> TEXT PROVIDED
## START
Bloomberg — President Jair Bolsonaro officially kicks off his re-election campaign on Sunday, rallying thousands of his followers to Rio de Janeiro, after intensifying his attempts to discredit Brazil’s voting system.
He’s calling on the government faithful to pack an Olympic arena in a working-class neighborhood for an event billed as “United for the Good of Brazil.”
But with just over two months before the first round of voting, opinion surveys widely show Brazilians think they’d be better off without Bolsonaro. Frustration over spiraling costs of living have propelled former President Luiz Inacio Lula da Silva to lead the race by more than 10 percentage points over the incumbent.
In response, the far-right president has intensified baseless claims of voter fraud and pushed for a flurry of measures to cushion the blow of inflation running at nearly 12%. Earlier this month, congress enacted a multi-billion dollar aid package proposed by the government that expanded cash assistance to the poor.
## END
> PROVIDED DATA
## START
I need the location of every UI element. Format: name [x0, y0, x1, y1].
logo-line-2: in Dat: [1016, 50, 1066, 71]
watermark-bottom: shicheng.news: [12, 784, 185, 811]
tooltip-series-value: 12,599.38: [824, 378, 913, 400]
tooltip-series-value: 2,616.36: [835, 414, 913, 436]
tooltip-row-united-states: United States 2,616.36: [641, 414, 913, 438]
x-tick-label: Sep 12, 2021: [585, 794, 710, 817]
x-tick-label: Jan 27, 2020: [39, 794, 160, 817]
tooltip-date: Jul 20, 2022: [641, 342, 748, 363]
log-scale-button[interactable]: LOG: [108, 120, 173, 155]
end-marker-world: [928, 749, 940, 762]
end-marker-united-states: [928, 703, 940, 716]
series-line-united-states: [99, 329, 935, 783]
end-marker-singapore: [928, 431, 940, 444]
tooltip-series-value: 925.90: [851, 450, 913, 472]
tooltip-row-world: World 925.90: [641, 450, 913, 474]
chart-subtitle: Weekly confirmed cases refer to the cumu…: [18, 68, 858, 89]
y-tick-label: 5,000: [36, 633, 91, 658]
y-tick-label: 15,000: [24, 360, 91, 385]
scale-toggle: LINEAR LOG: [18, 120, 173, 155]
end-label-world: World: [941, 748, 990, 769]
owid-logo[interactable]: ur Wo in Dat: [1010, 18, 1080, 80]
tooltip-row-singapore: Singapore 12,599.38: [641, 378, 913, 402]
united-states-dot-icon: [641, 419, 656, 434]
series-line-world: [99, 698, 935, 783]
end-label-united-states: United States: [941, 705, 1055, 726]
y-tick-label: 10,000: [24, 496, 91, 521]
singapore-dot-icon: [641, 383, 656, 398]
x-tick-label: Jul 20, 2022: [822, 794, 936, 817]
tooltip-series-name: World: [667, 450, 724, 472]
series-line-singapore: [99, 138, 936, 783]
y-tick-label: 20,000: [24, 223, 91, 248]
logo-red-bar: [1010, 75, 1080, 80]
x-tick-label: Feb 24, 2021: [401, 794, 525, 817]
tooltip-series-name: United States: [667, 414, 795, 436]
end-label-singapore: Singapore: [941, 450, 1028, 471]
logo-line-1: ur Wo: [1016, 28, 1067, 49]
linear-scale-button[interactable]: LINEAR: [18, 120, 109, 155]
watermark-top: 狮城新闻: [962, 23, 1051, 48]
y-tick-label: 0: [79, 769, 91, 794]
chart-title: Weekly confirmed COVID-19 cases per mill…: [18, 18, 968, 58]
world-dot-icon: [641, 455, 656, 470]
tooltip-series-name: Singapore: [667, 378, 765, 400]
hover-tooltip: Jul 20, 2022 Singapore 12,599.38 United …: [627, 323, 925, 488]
## END
> WHAT IS NEEDED
In the text on Bolsonaro's re-election campaign, by how much does Luiz Inacio Lula da Silva lead the race over the incumbent?

> WORKED SOLUTION
By more than 10 percentage points.